start Data extract
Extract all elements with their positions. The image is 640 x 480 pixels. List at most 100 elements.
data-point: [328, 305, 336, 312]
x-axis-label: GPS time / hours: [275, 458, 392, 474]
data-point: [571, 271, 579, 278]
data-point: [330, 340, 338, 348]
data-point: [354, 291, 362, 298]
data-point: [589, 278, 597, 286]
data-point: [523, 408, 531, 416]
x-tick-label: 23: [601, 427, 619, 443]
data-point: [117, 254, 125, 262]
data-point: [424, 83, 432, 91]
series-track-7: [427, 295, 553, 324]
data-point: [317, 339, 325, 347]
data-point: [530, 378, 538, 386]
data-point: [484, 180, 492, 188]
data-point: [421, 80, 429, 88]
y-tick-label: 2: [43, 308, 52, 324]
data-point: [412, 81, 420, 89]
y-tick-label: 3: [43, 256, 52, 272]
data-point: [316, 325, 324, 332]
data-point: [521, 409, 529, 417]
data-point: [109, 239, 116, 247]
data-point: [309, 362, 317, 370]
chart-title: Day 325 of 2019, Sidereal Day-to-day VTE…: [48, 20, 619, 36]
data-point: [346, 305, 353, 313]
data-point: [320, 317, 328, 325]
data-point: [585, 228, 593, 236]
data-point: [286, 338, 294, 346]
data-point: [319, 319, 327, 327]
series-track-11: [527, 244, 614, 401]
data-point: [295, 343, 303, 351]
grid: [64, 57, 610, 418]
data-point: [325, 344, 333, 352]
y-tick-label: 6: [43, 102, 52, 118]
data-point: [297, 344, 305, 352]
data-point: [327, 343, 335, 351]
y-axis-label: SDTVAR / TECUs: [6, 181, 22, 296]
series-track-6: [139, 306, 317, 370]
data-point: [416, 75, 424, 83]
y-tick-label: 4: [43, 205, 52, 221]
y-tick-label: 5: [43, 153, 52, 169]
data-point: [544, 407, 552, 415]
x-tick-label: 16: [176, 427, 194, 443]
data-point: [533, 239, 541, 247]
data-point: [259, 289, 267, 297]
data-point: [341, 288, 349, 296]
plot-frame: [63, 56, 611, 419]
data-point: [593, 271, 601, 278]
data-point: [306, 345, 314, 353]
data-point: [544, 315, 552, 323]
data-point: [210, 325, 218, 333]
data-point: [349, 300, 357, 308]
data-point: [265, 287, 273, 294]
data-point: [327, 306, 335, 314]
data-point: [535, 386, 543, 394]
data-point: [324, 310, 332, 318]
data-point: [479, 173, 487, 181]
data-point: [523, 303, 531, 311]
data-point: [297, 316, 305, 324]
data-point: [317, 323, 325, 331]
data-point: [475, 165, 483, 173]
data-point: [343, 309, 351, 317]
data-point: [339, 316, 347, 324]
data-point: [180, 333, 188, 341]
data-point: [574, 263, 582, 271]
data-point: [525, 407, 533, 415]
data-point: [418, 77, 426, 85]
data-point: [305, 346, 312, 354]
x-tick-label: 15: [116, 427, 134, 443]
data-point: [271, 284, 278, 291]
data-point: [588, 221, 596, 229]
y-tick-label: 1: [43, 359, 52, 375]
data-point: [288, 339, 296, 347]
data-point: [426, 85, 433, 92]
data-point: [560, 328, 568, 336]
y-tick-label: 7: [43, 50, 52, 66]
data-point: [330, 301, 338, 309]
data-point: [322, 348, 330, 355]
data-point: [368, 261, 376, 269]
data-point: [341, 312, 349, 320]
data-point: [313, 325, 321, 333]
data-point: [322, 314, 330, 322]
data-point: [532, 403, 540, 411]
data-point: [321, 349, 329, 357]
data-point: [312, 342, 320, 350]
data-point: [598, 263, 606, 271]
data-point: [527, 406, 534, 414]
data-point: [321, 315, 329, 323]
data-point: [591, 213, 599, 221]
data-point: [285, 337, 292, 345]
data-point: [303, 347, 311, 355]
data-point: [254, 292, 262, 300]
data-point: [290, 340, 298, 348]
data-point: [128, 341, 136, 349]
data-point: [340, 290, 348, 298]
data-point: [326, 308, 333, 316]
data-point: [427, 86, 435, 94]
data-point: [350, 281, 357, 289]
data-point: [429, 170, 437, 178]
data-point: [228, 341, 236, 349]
end Data extract
Retype all of the rows above without changing anything, keeping them in their original order.

Extract all elements with their positions. The image is 640 x 480 pixels. List at most 100 elements.
data-point: [328, 305, 336, 312]
x-axis-label: GPS time / hours: [275, 458, 392, 474]
data-point: [571, 271, 579, 278]
data-point: [330, 340, 338, 348]
data-point: [354, 291, 362, 298]
data-point: [589, 278, 597, 286]
data-point: [523, 408, 531, 416]
x-tick-label: 23: [601, 427, 619, 443]
data-point: [117, 254, 125, 262]
data-point: [424, 83, 432, 91]
series-track-7: [427, 295, 553, 324]
data-point: [317, 339, 325, 347]
data-point: [530, 378, 538, 386]
data-point: [484, 180, 492, 188]
data-point: [421, 80, 429, 88]
y-tick-label: 2: [43, 308, 52, 324]
data-point: [412, 81, 420, 89]
y-tick-label: 3: [43, 256, 52, 272]
data-point: [316, 325, 324, 332]
data-point: [521, 409, 529, 417]
data-point: [109, 239, 116, 247]
data-point: [309, 362, 317, 370]
chart-title: Day 325 of 2019, Sidereal Day-to-day VTE…: [48, 20, 619, 36]
data-point: [346, 305, 353, 313]
data-point: [320, 317, 328, 325]
data-point: [585, 228, 593, 236]
data-point: [286, 338, 294, 346]
data-point: [319, 319, 327, 327]
series-track-11: [527, 244, 614, 401]
data-point: [295, 343, 303, 351]
grid: [64, 57, 610, 418]
data-point: [325, 344, 333, 352]
y-tick-label: 6: [43, 102, 52, 118]
data-point: [297, 344, 305, 352]
data-point: [327, 343, 335, 351]
y-axis-label: SDTVAR / TECUs: [6, 181, 22, 296]
series-track-6: [139, 306, 317, 370]
data-point: [416, 75, 424, 83]
y-tick-label: 4: [43, 205, 52, 221]
y-tick-label: 5: [43, 153, 52, 169]
data-point: [544, 407, 552, 415]
x-tick-label: 16: [176, 427, 194, 443]
data-point: [533, 239, 541, 247]
data-point: [259, 289, 267, 297]
data-point: [341, 288, 349, 296]
plot-frame: [63, 56, 611, 419]
data-point: [593, 271, 601, 278]
data-point: [306, 345, 314, 353]
data-point: [544, 315, 552, 323]
data-point: [210, 325, 218, 333]
data-point: [349, 300, 357, 308]
data-point: [265, 287, 273, 294]
data-point: [327, 306, 335, 314]
data-point: [535, 386, 543, 394]
data-point: [324, 310, 332, 318]
data-point: [479, 173, 487, 181]
data-point: [523, 303, 531, 311]
data-point: [297, 316, 305, 324]
data-point: [317, 323, 325, 331]
data-point: [475, 165, 483, 173]
data-point: [343, 309, 351, 317]
data-point: [339, 316, 347, 324]
data-point: [180, 333, 188, 341]
data-point: [574, 263, 582, 271]
data-point: [525, 407, 533, 415]
data-point: [418, 77, 426, 85]
data-point: [305, 346, 312, 354]
x-tick-label: 15: [116, 427, 134, 443]
data-point: [271, 284, 278, 291]
data-point: [588, 221, 596, 229]
y-tick-label: 1: [43, 359, 52, 375]
data-point: [288, 339, 296, 347]
data-point: [426, 85, 433, 92]
data-point: [560, 328, 568, 336]
y-tick-label: 7: [43, 50, 52, 66]
data-point: [330, 301, 338, 309]
data-point: [322, 348, 330, 355]
data-point: [368, 261, 376, 269]
data-point: [341, 312, 349, 320]
data-point: [313, 325, 321, 333]
data-point: [322, 314, 330, 322]
data-point: [532, 403, 540, 411]
data-point: [321, 349, 329, 357]
data-point: [312, 342, 320, 350]
data-point: [598, 263, 606, 271]
data-point: [527, 406, 534, 414]
data-point: [321, 315, 329, 323]
data-point: [591, 213, 599, 221]
data-point: [285, 337, 292, 345]
data-point: [303, 347, 311, 355]
data-point: [254, 292, 262, 300]
data-point: [290, 340, 298, 348]
data-point: [128, 341, 136, 349]
data-point: [340, 290, 348, 298]
data-point: [326, 308, 333, 316]
data-point: [427, 86, 435, 94]
data-point: [350, 281, 357, 289]
data-point: [429, 170, 437, 178]
data-point: [228, 341, 236, 349]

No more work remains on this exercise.